* [Tâches à effectuer]:
- 1) Répondez aux questions suivantes sur la lettre à Voltaire en reprenant pour chaque réponse la lettre de la question.
(a) De quelle ville et de quelle date la lettre est-elle datée ?
(b) Qu'est-ce que Dieu a créé pour porter les fardeaux de ce monde, selon l'auteur de la lettre ?
(c) Qui attend à la porte sans avoir d'audience ?
- 2) Reprenez la lettre à Voltaire à l'endroit où elle s'interrompt et poursuivez-la dans le même style.

* [Extrait]:
════════

174. A VOLTAIRE.

Berlin. 8 janvier 1742.

Mon cher Voltaire, je vous dois deux lettres, à mon grand regret, et je me trouve si occupé par les grandes affaires que les philosophes appellent des billevesées, que je ne puis encore penser à mon plaisir, le seul solide bien de la vie. Je m'imagine que Dieu a créé les ânes, les colonnes doriques, et nous autres rois, pour porter les fardeaux de ce monde, où tant d'autres êtres sont faits pour jouir des biens qu'il produit.

A présent me voilà à argumenter avec une vingtaine de Machiavels plus ou moins dangereux. L'aimable Poésie attend à la porte, sans avoir d'audience. L'un me parle de limites, l'autre, de droits; un autre encore, d'indemnisation; celui-ci, d'auxiliaires, de contrats de mariage, de dettes à payer, d'intrigues à faire, de recommandations, de dispositions, etc. On publie que vous avez fait telle chose à laquelle vous n'avez jamais pensé; on suppose que vous prendrez mal tel événement dont vous vous réjouissez; on écrit du Mexique que vous allez attaquer un tel, que votre intérêt est de ménager; on vous tourne en ridicule, on vous cri<84>tique; un gazetier fait votre satire; les voisins vous déchirent; un chacun vous donne au diable, en vous accablant de protestations d'amitié. Voilà le monde, et telles sont, en gros, les matières qui m'occupent.

════════

* [Données fournies]:

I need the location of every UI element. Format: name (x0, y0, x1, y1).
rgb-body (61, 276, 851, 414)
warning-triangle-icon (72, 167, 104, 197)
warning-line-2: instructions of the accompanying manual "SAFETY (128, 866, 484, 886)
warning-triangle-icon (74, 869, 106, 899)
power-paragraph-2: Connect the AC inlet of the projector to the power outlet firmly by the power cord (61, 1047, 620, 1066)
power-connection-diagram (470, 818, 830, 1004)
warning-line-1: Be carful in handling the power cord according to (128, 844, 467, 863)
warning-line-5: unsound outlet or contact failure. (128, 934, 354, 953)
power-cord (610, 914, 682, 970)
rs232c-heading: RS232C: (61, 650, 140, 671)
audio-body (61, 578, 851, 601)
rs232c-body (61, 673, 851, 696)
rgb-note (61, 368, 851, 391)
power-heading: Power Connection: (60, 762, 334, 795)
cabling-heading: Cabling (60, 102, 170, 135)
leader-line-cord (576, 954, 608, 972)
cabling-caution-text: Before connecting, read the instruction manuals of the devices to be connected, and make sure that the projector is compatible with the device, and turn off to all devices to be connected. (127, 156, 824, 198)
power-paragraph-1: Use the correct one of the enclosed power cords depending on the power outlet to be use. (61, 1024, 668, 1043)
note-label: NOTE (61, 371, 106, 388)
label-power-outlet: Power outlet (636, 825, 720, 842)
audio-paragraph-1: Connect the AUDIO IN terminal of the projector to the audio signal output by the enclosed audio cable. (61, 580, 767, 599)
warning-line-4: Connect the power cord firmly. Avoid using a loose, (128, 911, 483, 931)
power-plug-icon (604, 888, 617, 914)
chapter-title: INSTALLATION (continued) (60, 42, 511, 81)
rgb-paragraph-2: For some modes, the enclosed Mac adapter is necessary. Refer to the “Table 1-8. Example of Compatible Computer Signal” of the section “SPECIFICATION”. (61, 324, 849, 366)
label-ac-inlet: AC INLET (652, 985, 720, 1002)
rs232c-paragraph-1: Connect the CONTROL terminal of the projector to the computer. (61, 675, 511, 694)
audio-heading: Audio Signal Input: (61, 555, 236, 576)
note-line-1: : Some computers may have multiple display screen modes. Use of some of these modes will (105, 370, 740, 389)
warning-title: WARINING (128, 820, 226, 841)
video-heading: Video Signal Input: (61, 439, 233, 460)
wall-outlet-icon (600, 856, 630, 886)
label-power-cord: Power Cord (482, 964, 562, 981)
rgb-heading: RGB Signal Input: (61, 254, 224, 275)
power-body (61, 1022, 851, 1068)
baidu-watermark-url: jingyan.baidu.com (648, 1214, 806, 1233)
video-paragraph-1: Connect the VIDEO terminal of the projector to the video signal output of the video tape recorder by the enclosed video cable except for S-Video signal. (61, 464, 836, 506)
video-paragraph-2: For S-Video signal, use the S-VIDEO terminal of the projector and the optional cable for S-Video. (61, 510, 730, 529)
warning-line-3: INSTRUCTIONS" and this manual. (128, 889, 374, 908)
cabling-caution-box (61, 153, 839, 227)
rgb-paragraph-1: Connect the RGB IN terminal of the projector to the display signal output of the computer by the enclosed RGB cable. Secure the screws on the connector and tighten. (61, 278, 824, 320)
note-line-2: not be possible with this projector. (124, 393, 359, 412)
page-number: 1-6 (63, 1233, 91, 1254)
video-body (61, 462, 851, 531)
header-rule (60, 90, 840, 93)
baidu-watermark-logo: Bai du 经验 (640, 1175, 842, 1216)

════════

* [Réponses]:
- 1)
(a) Berlin, le 8 janvier 1742.
(b) Les ânes, les colonnes doriques et les rois.
(c) L'aimable Poésie.

- 2)
Avez-vous envie de troquer la poésie pour la politique? La seule ressemblance qui se trouve entre l'une et l'autre est que les politiques et les poëtes sont le jouet du public, et l'objet de la satire de leurs confrères.

Je pars après-demain pour Remusberg reprendre la houlette et la lyre, veuille le ciel, pour ne les quitter jamais! Je vous écrirai de cette douce solitude avec plus de tranquillité d'esprit. Peut-être Calliope m'inspirera-t-elle encore. Je suis tout à vous.